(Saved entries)
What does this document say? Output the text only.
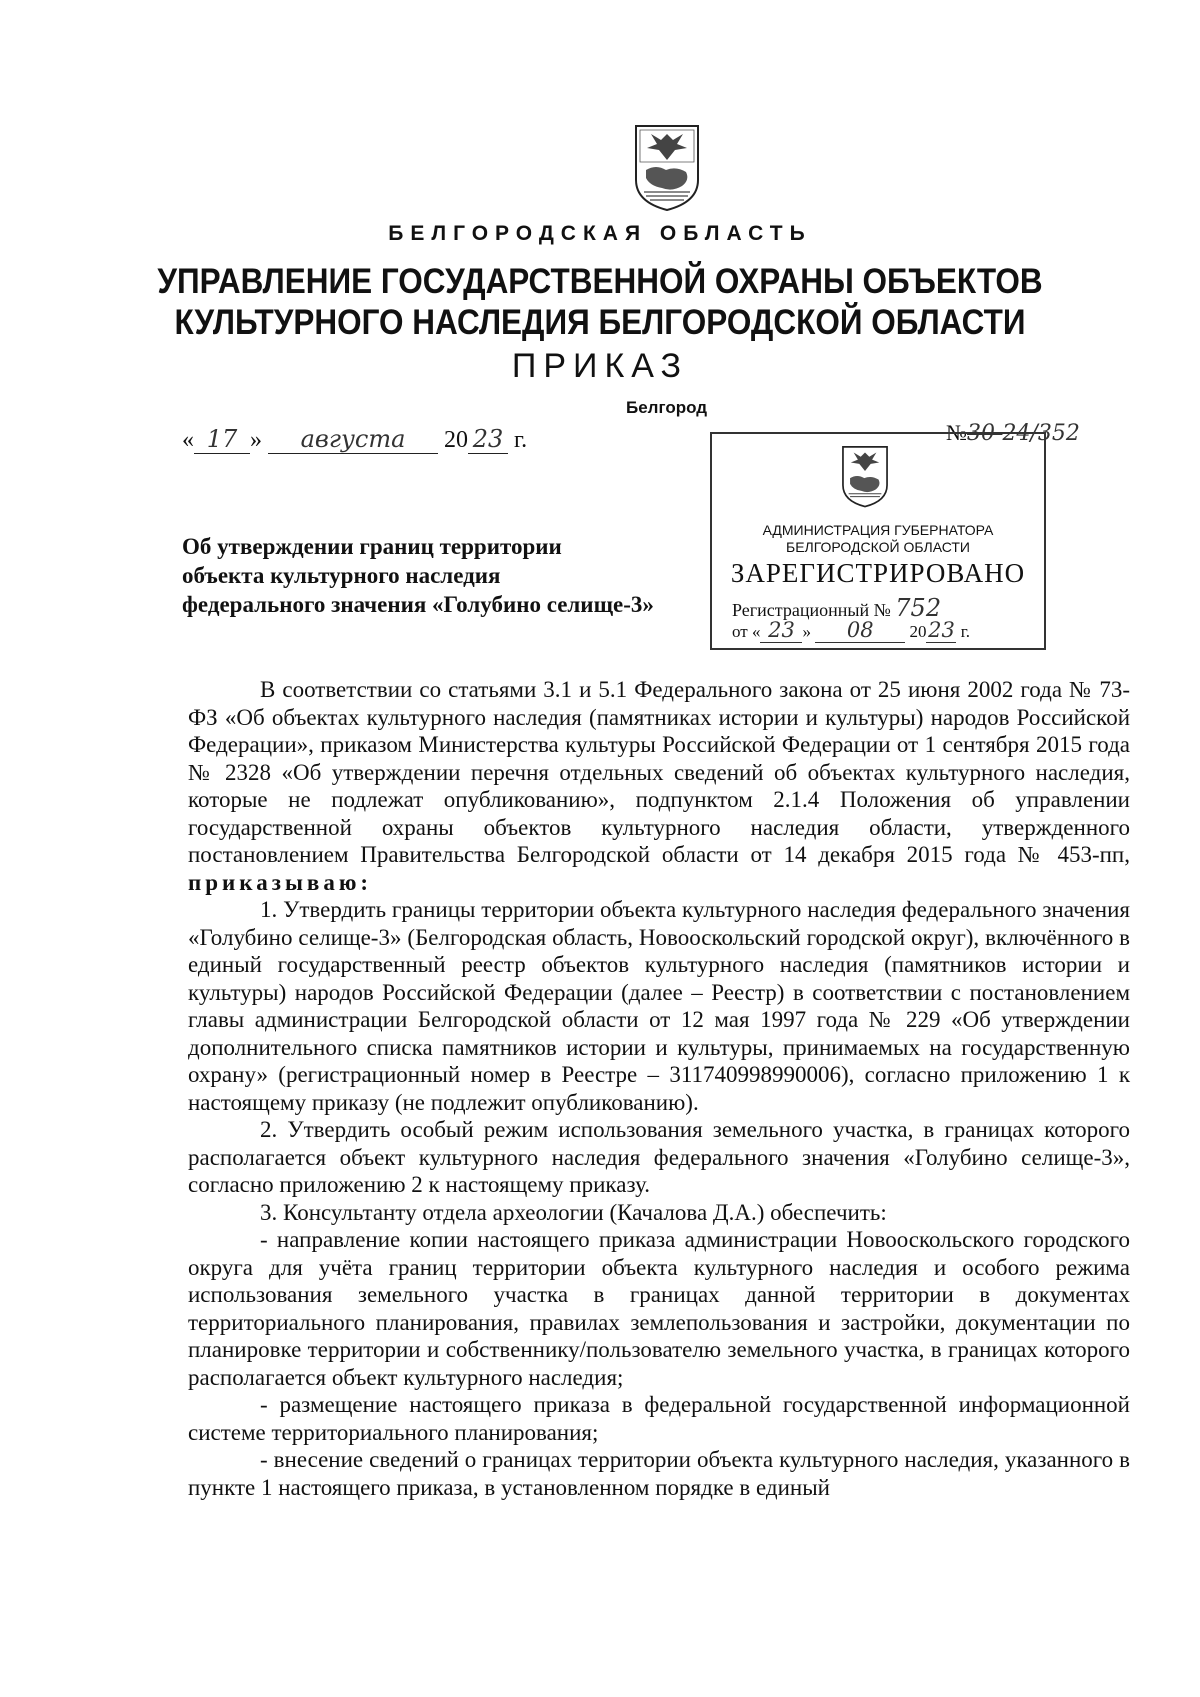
БЕЛГОРОДСКАЯ ОБЛАСТЬ
УПРАВЛЕНИЕ ГОСУДАРСТВЕННОЙ ОХРАНЫ ОБЪЕКТОВ
КУЛЬТУРНОГО НАСЛЕДИЯ БЕЛГОРОДСКОЙ ОБЛАСТИ
ПРИКАЗ
Белгород
« 17 » августа 20 23 г.	№30-24/352
АДМИНИСТРАЦИЯ ГУБЕРНАТОРА
БЕЛГОРОДСКОЙ ОБЛАСТИ
ЗАРЕГИСТРИРОВАНО
Регистрационный № 752
от « 23 » 08 2023 г.
Об утверждении границ территории
объекта культурного наследия
федерального значения «Голубино селище-3»

В соответствии со статьями 3.1 и 5.1 Федерального закона от 25 июня 2002 года № 73-ФЗ «Об объектах культурного наследия (памятниках истории и культуры) народов Российской Федерации», приказом Министерства культуры Российской Федерации от 1 сентября 2015 года № 2328 «Об утверждении перечня отдельных сведений об объектах культурного наследия, которые не подлежат опубликованию», подпунктом 2.1.4 Положения об управлении государственной охраны объектов культурного наследия области, утвержденного постановлением Правительства Белгородской области от 14 декабря 2015 года № 453-пп, приказываю:

1. Утвердить границы территории объекта культурного наследия федерального значения «Голубино селище-3» (Белгородская область, Новооскольский городской округ), включённого в единый государственный реестр объектов культурного наследия (памятников истории и культуры) народов Российской Федерации (далее – Реестр) в соответствии с постановлением главы администрации Белгородской области от 12 мая 1997 года № 229 «Об утверждении дополнительного списка памятников истории и культуры, принимаемых на государственную охрану» (регистрационный номер в Реестре – 311740998990006), согласно приложению 1 к настоящему приказу (не подлежит опубликованию).

2. Утвердить особый режим использования земельного участка, в границах которого располагается объект культурного наследия федерального значения «Голубино селище-3», согласно приложению 2 к настоящему приказу.

3. Консультанту отдела археологии (Качалова Д.А.) обеспечить:

- направление копии настоящего приказа администрации Новооскольского городского округа для учёта границ территории объекта культурного наследия и особого режима использования земельного участка в границах данной территории в документах территориального планирования, правилах землепользования и застройки, документации по планировке территории и собственнику/пользователю земельного участка, в границах которого располагается объект культурного наследия;

- размещение настоящего приказа в федеральной государственной информационной системе территориального планирования;

- внесение сведений о границах территории объекта культурного наследия, указанного в пункте 1 настоящего приказа, в установленном порядке в единый
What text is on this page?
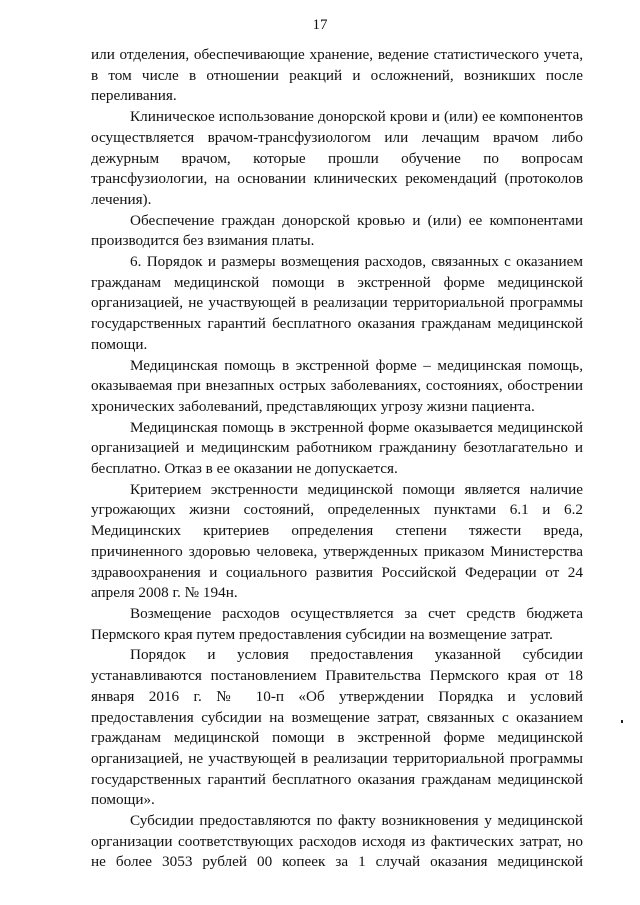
17

или отделения, обеспечивающие хранение, ведение статистического учета, в том числе в отношении реакций и осложнений, возникших после переливания.

Клиническое использование донорской крови и (или) ее компонентов осуществляется врачом-трансфузиологом или лечащим врачом либо дежурным врачом, которые прошли обучение по вопросам трансфузиологии, на основании клинических рекомендаций (протоколов лечения).

Обеспечение граждан донорской кровью и (или) ее компонентами производится без взимания платы.

6. Порядок и размеры возмещения расходов, связанных с оказанием гражданам медицинской помощи в экстренной форме медицинской организацией, не участвующей в реализации территориальной программы государственных гарантий бесплатного оказания гражданам медицинской помощи.

Медицинская помощь в экстренной форме – медицинская помощь, оказываемая при внезапных острых заболеваниях, состояниях, обострении хронических заболеваний, представляющих угрозу жизни пациента.

Медицинская помощь в экстренной форме оказывается медицинской организацией и медицинским работником гражданину безотлагательно и бесплатно. Отказ в ее оказании не допускается.

Критерием экстренности медицинской помощи является наличие угрожающих жизни состояний, определенных пунктами 6.1 и 6.2 Медицинских критериев определения степени тяжести вреда, причиненного здоровью человека, утвержденных приказом Министерства здравоохранения и социального развития Российской Федерации от 24 апреля 2008 г. № 194н.

Возмещение расходов осуществляется за счет средств бюджета Пермского края путем предоставления субсидии на возмещение затрат.

Порядок и условия предоставления указанной субсидии устанавливаются постановлением Правительства Пермского края от 18 января 2016 г. № 10-п «Об утверждении Порядка и условий предоставления субсидии на возмещение затрат, связанных с оказанием гражданам медицинской помощи в экстренной форме медицинской организацией, не участвующей в реализации территориальной программы государственных гарантий бесплатного оказания гражданам медицинской помощи».

Субсидии предоставляются по факту возникновения у медицинской организации соответствующих расходов исходя из фактических затрат, но не более 3053 рублей 00 копеек за 1 случай оказания медицинской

▶ [Objective]: Quote the data exactly, leaving every image out of the copy.

▶ [Solution below]:
What does this document say? Output the text only.
БЕЛГОРОДСКАЯ ОБЛАСТЬ
УПРАВЛЕНИЕ ГОСУДАРСТВЕННОЙ ОХРАНЫ ОБЪЕКТОВ
КУЛЬТУРНОГО НАСЛЕДИЯ БЕЛГОРОДСКОЙ ОБЛАСТИ
ПРИКАЗ
Белгород
« 17 » августа 20 23 г.	№30-24/352
АДМИНИСТРАЦИЯ ГУБЕРНАТОРА
БЕЛГОРОДСКОЙ ОБЛАСТИ
ЗАРЕГИСТРИРОВАНО
Регистрационный № 752
от « 23 » 08 2023 г.
Об утверждении границ территории
объекта культурного наследия
федерального значения «Голубино селище-3»

В соответствии со статьями 3.1 и 5.1 Федерального закона от 25 июня 2002 года № 73-ФЗ «Об объектах культурного наследия (памятниках истории и культуры) народов Российской Федерации», приказом Министерства культуры Российской Федерации от 1 сентября 2015 года № 2328 «Об утверждении перечня отдельных сведений об объектах культурного наследия, которые не подлежат опубликованию», подпунктом 2.1.4 Положения об управлении государственной охраны объектов культурного наследия области, утвержденного постановлением Правительства Белгородской области от 14 декабря 2015 года № 453-пп, приказываю:

1. Утвердить границы территории объекта культурного наследия федерального значения «Голубино селище-3» (Белгородская область, Новооскольский городской округ), включённого в единый государственный реестр объектов культурного наследия (памятников истории и культуры) народов Российской Федерации (далее – Реестр) в соответствии с постановлением главы администрации Белгородской области от 12 мая 1997 года № 229 «Об утверждении дополнительного списка памятников истории и культуры, принимаемых на государственную охрану» (регистрационный номер в Реестре – 311740998990006), согласно приложению 1 к настоящему приказу (не подлежит опубликованию).

2. Утвердить особый режим использования земельного участка, в границах которого располагается объект культурного наследия федерального значения «Голубино селище-3», согласно приложению 2 к настоящему приказу.

3. Консультанту отдела археологии (Качалова Д.А.) обеспечить:

- направление копии настоящего приказа администрации Новооскольского городского округа для учёта границ территории объекта культурного наследия и особого режима использования земельного участка в границах данной территории в документах территориального планирования, правилах землепользования и застройки, документации по планировке территории и собственнику/пользователю земельного участка, в границах которого располагается объект культурного наследия;

- размещение настоящего приказа в федеральной государственной информационной системе территориального планирования;

- внесение сведений о границах территории объекта культурного наследия, указанного в пункте 1 настоящего приказа, в установленном порядке в единый
What text is on this page?
17

или отделения, обеспечивающие хранение, ведение статистического учета, в том числе в отношении реакций и осложнений, возникших после переливания.

Клиническое использование донорской крови и (или) ее компонентов осуществляется врачом-трансфузиологом или лечащим врачом либо дежурным врачом, которые прошли обучение по вопросам трансфузиологии, на основании клинических рекомендаций (протоколов лечения).

Обеспечение граждан донорской кровью и (или) ее компонентами производится без взимания платы.

6. Порядок и размеры возмещения расходов, связанных с оказанием гражданам медицинской помощи в экстренной форме медицинской организацией, не участвующей в реализации территориальной программы государственных гарантий бесплатного оказания гражданам медицинской помощи.

Медицинская помощь в экстренной форме – медицинская помощь, оказываемая при внезапных острых заболеваниях, состояниях, обострении хронических заболеваний, представляющих угрозу жизни пациента.

Медицинская помощь в экстренной форме оказывается медицинской организацией и медицинским работником гражданину безотлагательно и бесплатно. Отказ в ее оказании не допускается.

Критерием экстренности медицинской помощи является наличие угрожающих жизни состояний, определенных пунктами 6.1 и 6.2 Медицинских критериев определения степени тяжести вреда, причиненного здоровью человека, утвержденных приказом Министерства здравоохранения и социального развития Российской Федерации от 24 апреля 2008 г. № 194н.

Возмещение расходов осуществляется за счет средств бюджета Пермского края путем предоставления субсидии на возмещение затрат.

Порядок и условия предоставления указанной субсидии устанавливаются постановлением Правительства Пермского края от 18 января 2016 г. № 10-п «Об утверждении Порядка и условий предоставления субсидии на возмещение затрат, связанных с оказанием гражданам медицинской помощи в экстренной форме медицинской организацией, не участвующей в реализации территориальной программы государственных гарантий бесплатного оказания гражданам медицинской помощи».

Субсидии предоставляются по факту возникновения у медицинской организации соответствующих расходов исходя из фактических затрат, но не более 3053 рублей 00 копеек за 1 случай оказания медицинской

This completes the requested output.